■ What the task asks ■
Where a line in the listing below contains the word "arena", copy that line.
+ + + +
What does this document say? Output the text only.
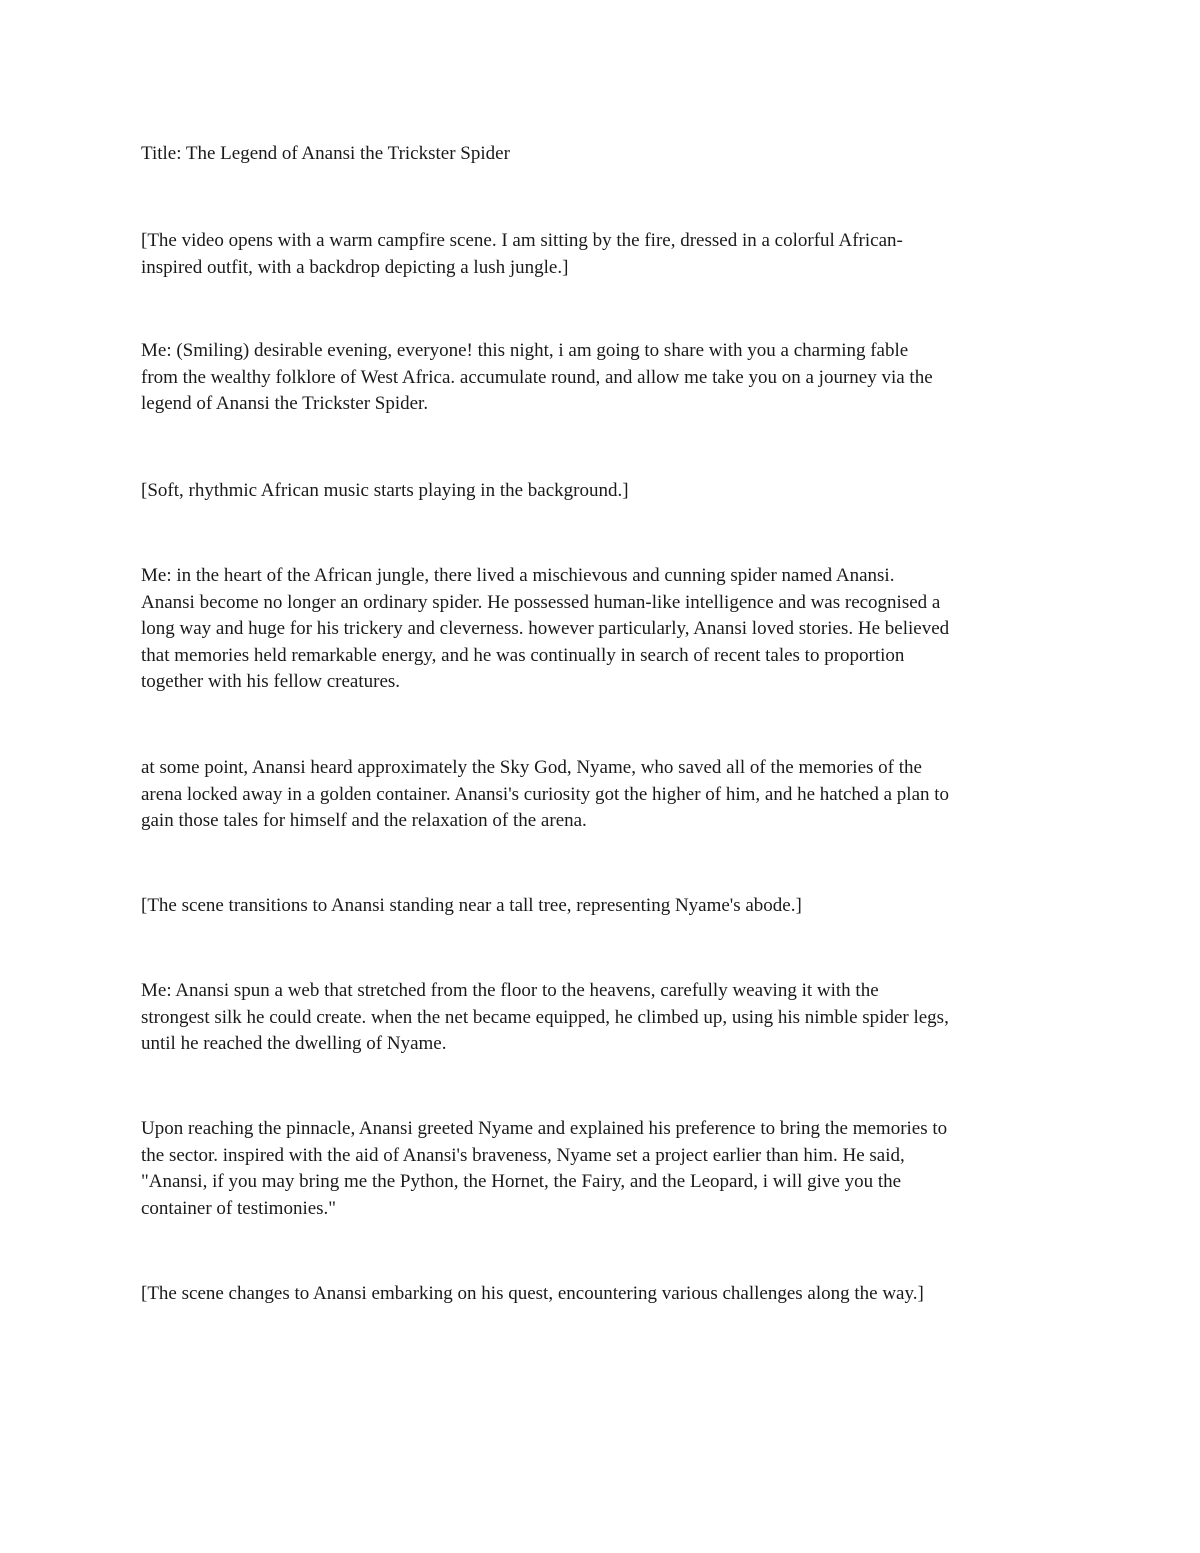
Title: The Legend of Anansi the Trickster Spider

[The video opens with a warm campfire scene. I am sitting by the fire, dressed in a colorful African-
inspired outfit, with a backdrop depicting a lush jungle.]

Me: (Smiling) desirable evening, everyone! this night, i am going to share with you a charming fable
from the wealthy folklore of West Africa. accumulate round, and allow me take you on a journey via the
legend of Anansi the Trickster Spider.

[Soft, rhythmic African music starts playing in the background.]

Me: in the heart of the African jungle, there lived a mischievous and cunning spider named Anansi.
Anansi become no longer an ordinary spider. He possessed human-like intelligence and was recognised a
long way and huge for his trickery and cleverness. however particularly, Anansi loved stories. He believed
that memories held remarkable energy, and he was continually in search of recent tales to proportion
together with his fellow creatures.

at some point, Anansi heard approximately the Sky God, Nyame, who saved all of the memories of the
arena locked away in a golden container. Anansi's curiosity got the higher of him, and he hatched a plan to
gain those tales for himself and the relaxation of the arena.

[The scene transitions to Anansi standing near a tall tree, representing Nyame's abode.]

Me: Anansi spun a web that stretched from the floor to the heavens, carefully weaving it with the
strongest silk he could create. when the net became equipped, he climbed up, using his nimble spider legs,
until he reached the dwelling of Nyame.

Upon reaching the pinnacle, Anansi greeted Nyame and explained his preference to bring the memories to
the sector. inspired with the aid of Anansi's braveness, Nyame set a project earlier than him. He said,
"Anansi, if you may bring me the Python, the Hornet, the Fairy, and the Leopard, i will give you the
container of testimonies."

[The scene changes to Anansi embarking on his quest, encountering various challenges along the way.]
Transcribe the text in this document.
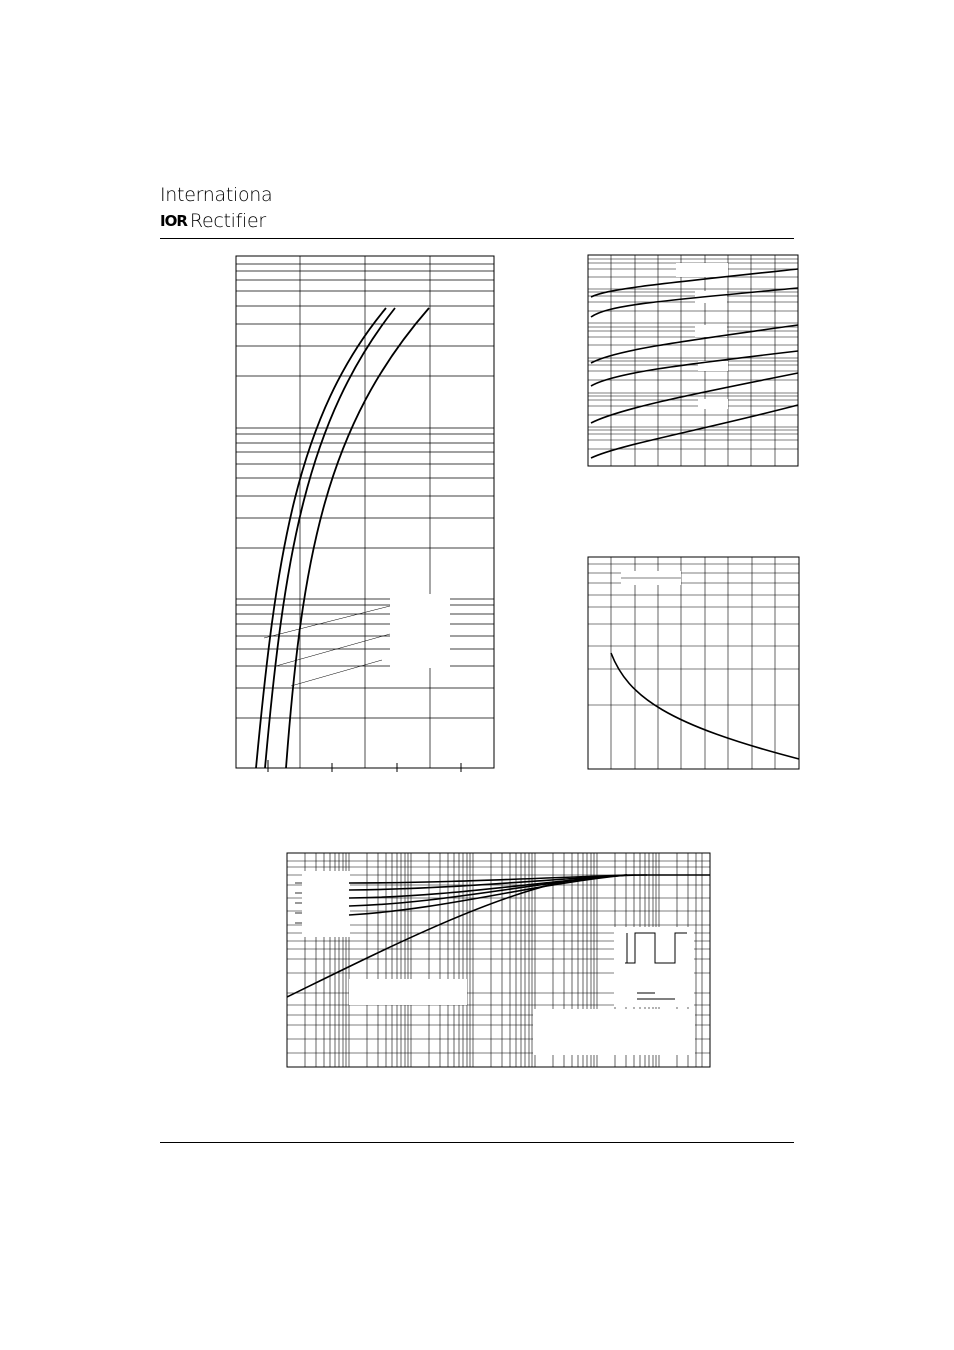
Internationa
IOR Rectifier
+ + + +
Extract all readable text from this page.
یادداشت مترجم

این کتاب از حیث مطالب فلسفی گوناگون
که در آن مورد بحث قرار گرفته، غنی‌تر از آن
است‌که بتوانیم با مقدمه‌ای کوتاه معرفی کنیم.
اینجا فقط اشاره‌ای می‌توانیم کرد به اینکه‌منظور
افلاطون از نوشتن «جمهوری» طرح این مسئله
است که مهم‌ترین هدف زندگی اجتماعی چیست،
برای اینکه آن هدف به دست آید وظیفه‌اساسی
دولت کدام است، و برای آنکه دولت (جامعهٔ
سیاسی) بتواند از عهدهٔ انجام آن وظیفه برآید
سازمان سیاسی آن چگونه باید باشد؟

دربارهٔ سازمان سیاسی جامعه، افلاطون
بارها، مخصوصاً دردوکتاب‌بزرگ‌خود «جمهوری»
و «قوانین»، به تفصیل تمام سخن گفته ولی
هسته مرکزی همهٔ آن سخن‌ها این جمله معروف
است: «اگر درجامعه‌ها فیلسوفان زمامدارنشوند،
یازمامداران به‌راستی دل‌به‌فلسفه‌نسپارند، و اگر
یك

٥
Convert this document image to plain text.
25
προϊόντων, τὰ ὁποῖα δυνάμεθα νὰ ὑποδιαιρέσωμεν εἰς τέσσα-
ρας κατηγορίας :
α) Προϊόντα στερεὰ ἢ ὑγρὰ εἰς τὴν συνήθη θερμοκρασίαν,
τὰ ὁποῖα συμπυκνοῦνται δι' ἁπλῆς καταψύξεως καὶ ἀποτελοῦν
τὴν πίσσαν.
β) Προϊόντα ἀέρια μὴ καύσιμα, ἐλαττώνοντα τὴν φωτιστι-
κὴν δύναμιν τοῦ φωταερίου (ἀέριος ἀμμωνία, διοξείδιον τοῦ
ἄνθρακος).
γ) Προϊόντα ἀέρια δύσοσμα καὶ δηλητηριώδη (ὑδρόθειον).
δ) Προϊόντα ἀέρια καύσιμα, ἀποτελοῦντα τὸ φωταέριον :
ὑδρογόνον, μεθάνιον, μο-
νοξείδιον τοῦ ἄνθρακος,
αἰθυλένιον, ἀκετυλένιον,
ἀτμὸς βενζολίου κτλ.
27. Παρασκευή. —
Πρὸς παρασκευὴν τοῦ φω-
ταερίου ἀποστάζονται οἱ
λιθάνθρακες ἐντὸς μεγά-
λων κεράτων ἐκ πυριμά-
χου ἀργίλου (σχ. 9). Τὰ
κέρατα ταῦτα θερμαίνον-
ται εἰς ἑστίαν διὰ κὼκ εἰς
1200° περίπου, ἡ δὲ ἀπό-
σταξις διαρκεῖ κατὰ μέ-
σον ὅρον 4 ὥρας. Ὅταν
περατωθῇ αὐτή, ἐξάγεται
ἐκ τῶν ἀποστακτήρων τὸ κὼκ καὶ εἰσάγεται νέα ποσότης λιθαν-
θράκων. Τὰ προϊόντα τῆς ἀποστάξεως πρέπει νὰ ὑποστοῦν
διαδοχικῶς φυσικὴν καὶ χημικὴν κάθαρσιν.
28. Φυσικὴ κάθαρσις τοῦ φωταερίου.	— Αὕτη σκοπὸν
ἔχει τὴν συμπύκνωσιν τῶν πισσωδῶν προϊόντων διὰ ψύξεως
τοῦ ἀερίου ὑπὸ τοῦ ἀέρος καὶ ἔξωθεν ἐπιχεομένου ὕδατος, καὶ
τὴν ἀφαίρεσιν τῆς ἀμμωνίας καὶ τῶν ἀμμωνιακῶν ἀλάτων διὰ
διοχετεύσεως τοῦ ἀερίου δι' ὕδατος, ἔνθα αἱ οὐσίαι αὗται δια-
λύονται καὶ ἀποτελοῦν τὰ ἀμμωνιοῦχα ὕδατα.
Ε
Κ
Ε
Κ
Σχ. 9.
+ + + +
■ Completed exercise ■
arena locked away in a golden container. Anansi's curiosity got the higher of him, and he hatched a plan to
gain those tales for himself and the relaxation of the arena.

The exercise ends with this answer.